◆ SUPPLIED MATERIAL:
==*==

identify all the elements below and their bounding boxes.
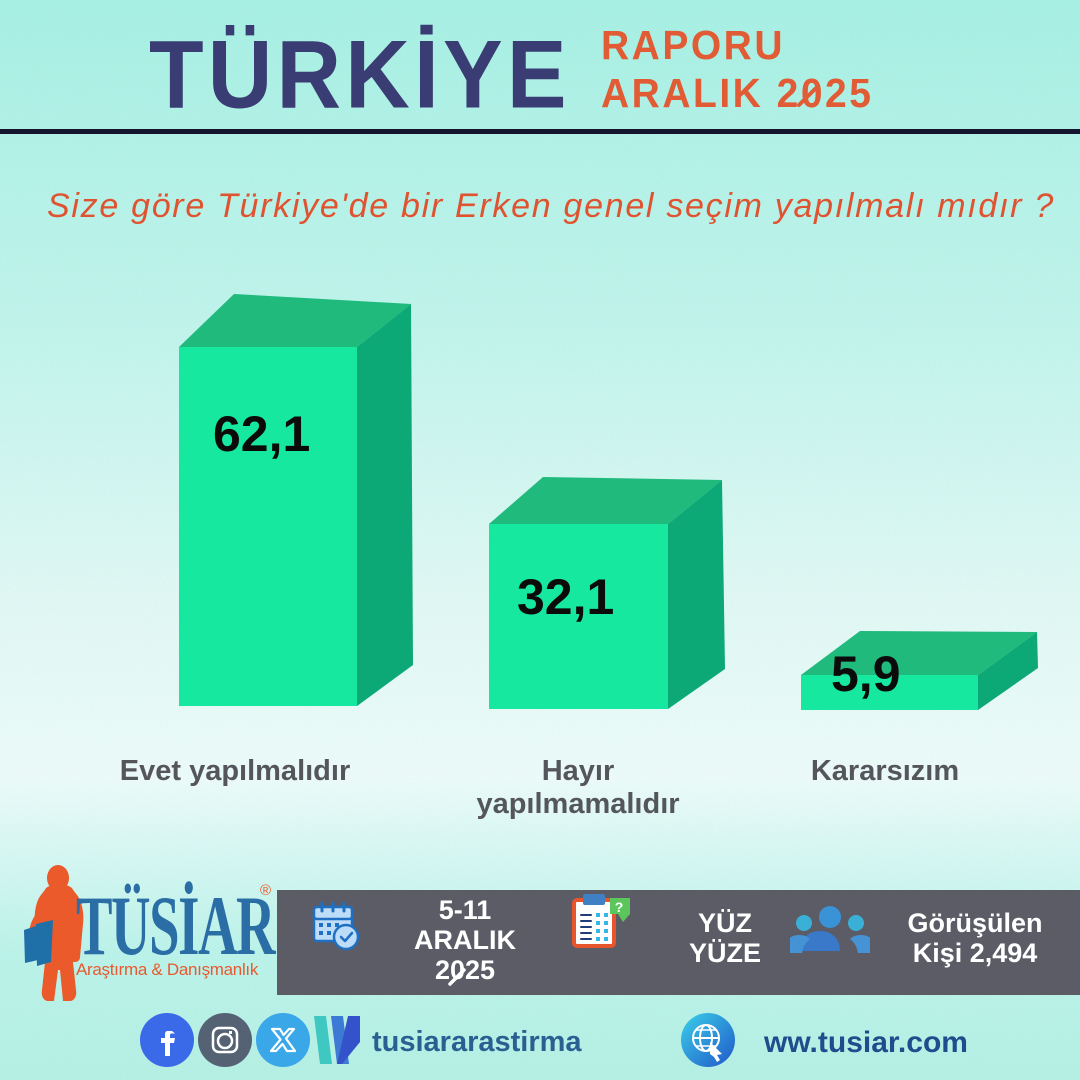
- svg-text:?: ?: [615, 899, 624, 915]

==*==

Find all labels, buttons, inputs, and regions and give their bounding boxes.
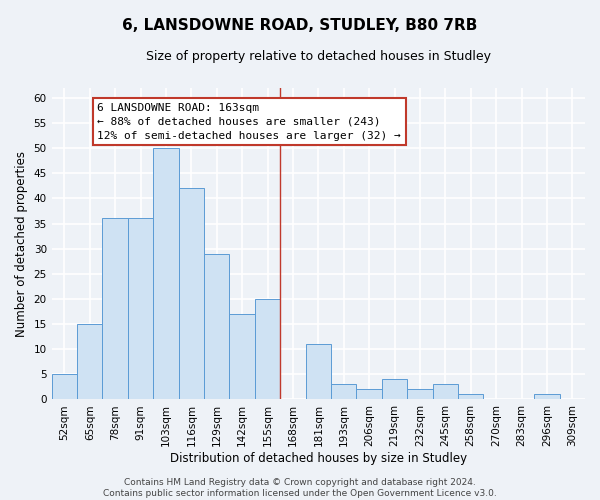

==*==

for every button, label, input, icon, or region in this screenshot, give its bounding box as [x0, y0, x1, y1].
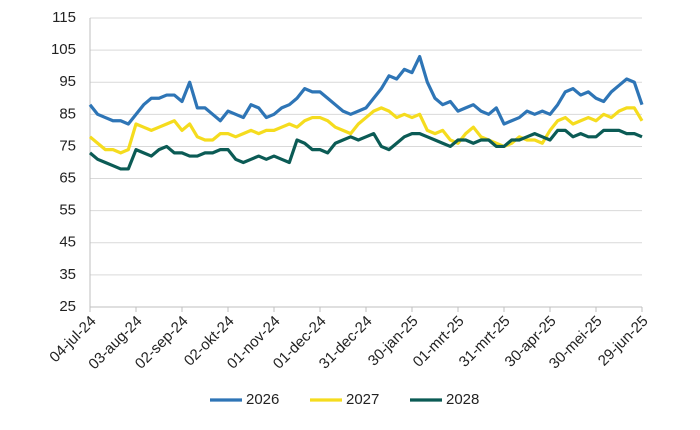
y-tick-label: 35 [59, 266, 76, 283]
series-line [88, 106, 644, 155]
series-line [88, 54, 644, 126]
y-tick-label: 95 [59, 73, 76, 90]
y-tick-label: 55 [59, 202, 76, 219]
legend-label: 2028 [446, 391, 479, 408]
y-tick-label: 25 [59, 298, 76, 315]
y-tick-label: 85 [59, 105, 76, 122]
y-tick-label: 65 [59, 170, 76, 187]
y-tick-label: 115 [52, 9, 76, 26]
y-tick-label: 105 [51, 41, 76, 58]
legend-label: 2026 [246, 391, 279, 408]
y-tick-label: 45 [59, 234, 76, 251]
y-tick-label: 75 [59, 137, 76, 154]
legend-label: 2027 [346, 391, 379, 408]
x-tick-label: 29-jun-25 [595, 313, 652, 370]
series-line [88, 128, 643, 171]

==*==

◆ EXERCISE PROMPT: Please put the lines of the rows above into a numbered list, starting with the line with "identify all the" and going on through the line with "- svg-text:?: ?: [615, 899, 624, 915]", skipping any blank lines. Leave the pictures out of your answer.

◆ RESULT FOR THIS TASK:
1. identify all the elements below and their bounding boxes.
2. - svg-text:?: ?: [615, 899, 624, 915]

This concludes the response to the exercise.